### [YOUR INSTRUCTIONS]
In the material below, find all lines with the string "由题意可得" and copy them.

### [RECORD EXTRACTS]
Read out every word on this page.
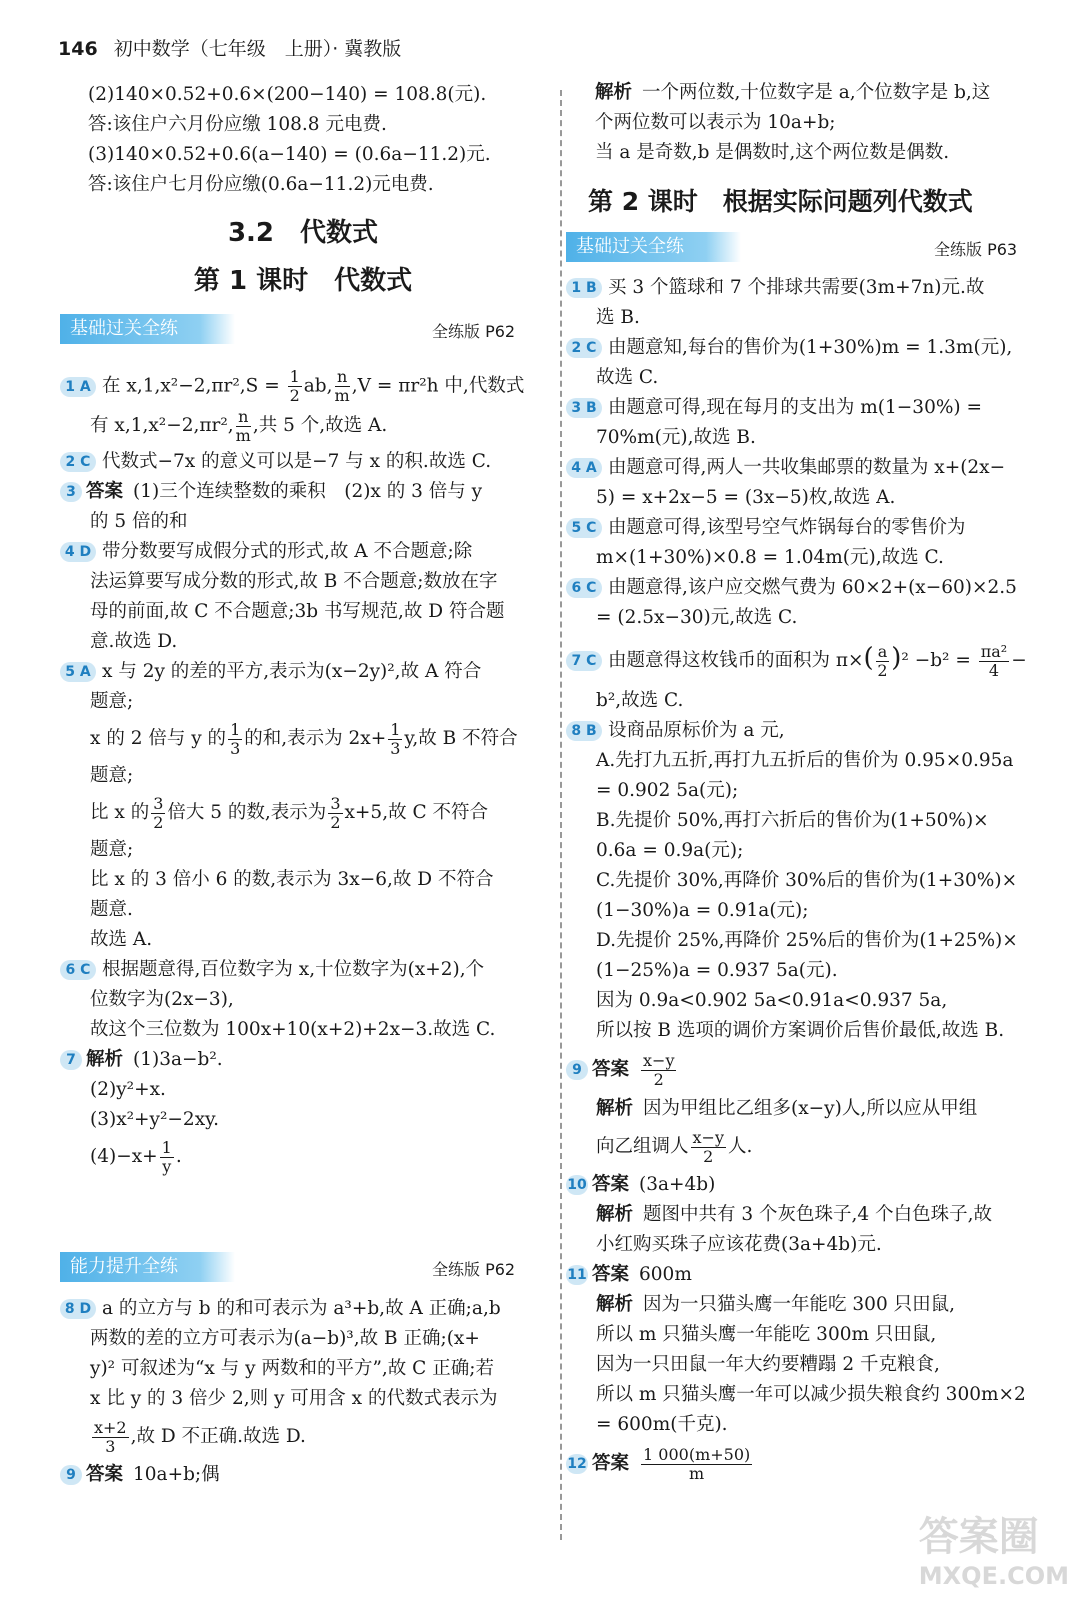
146 初中数学（七年级　上册）· 冀教版

(2)140×0.52+0.6×(200−140) = 108.8(元).

答:该住户六月份应缴 108.8 元电费.

(3)140×0.52+0.6(a−140) = (0.6a−11.2)元.

答:该住户七月份应缴(0.6a−11.2)元电费.

3.2　代数式
第 1 课时　代数式
基础过关全练	全练版 P62

1 A 在 $x,1,x^2-2,\pi r^2,S = \frac{1}{2}$ ab, $\frac{n}{m} ,V = \pi r^2h$ 中,代数式

有 x,1,x²−2,πr², $\frac{n}{m}$ ,共 5 个,故选 A.

2 C 代数式−7x 的意义可以是−7 与 x 的积.故选 C.

3 答案 (1)三个连续整数的乘积　(2)x 的 3 倍与 y

的 5 倍的和

4 D 带分数要写成假分式的形式,故 A 不合题意;除

法运算要写成分数的形式,故 B 不合题意;数放在字

母的前面,故 C 不合题意;3b 书写规范,故 D 符合题

意.故选 D.

5 A x 与 2y 的差的平方,表示为(x−2y)²,故 A 符合

题意;

x 的 2 倍与 y 的 $\frac{1}{3}$ 的和,表示为 $2x+ \frac{1}{3} y$,故 B 不符合

题意;

比 x 的 $\frac{3}{2}$ 倍大 5 的数,表示为 $\frac{3}{2} x+5$,故 C 不符合

题意;

比 x 的 3 倍小 6 的数,表示为 3x−6,故 D 不符合

题意.

故选 A.

6 C 根据题意得,百位数字为 x,十位数字为(x+2),个

位数字为(2x−3),

故这个三位数为 100x+10(x+2)+2x−3.故选 C.

7 解析 (1)3a−b².

(2)y²+x.

(3)x²+y²−2xy.

$(4)-x+ \frac{1}{y}$ .

能力提升全练	全练版 P62

8 D a 的立方与 b 的和可表示为 a³+b,故 A 正确;a,b

两数的差的立方可表示为(a−b)³,故 B 正确;(x+

y)² 可叙述为“x 与 y 两数和的平方”,故 C 正确;若

x 比 y 的 3 倍少 2,则 y 可用含 x 的代数式表示为

$\frac{x+2}{3}$ ,故 D 不正确.故选 D.

9 答案 10a+b;偶

解析 一个两位数,十位数字是 a,个位数字是 b,这

个两位数可以表示为 10a+b;

当 a 是奇数,b 是偶数时,这个两位数是偶数.

第 2 课时　根据实际问题列代数式
基础过关全练	全练版 P63

1 B 买 3 个篮球和 7 个排球共需要(3m+7n)元.故

选 B.

2 C 由题意知,每台的售价为(1+30%)m = 1.3m(元),

故选 C.

3 B 由题意可得,现在每月的支出为 m(1−30%) =

70%m(元),故选 B.

4 A 由题意可得,两人一共收集邮票的数量为 x+(2x−

5) = x+2x−5 = (3x−5)枚,故选 A.

5 C 由题意可得,该型号空气炸锅每台的零售价为

m×(1+30%)×0.8 = 1.04m(元),故选 C.

6 C 由题意得,该户应交燃气费为 60×2+(x−60)×2.5

= (2.5x−30)元,故选 C.

7 C 由题意得这枚钱币的面积为 $\pi\times( \frac{a}{2} )^2 -b^2 = \frac{\text{πa²}}{4}$ −

b²,故选 C.

8 B 设商品原标价为 a 元,

A.先打九五折,再打九五折后的售价为 0.95×0.95a

= 0.902 5a(元);

B.先提价 50%,再打六折后的售价为(1+50%)×

0.6a = 0.9a(元);

C.先提价 30%,再降价 30%后的售价为(1+30%)×

(1−30%)a = 0.91a(元);

D.先提价 25%,再降价 25%后的售价为(1+25%)×

(1−25%)a = 0.937 5a(元).

因为 0.9a<0.902 5a<0.91a<0.937 5a,

所以按 B 选项的调价方案调价后售价最低,故选 B.

9 答案 $\frac{x-y}{2}$

解析 因为甲组比乙组多(x−y)人,所以应从甲组

向乙组调人 $\frac{x-y}{2}$ 人.

10 答案 (3a+4b)

解析 题图中共有 3 个灰色珠子,4 个白色珠子,故

小红购买珠子应该花费(3a+4b)元.

11 答案 600m

解析 因为一只猫头鹰一年能吃 300 只田鼠,

所以 m 只猫头鹰一年能吃 300m 只田鼠,

因为一只田鼠一年大约要糟蹋 2 千克粮食,

所以 m 只猫头鹰一年可以减少损失粮食约 300m×2

= 600m(千克).

12 答案 $\frac{1 000(m+50)}{m}$

答案圈
MXQE.COM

### [EXERCISE ANSWER]
3 B 由题意可得,现在每月的支出为 m(1−30%) =
4 A 由题意可得,两人一共收集邮票的数量为 x+(2x−
5 C 由题意可得,该型号空气炸锅每台的零售价为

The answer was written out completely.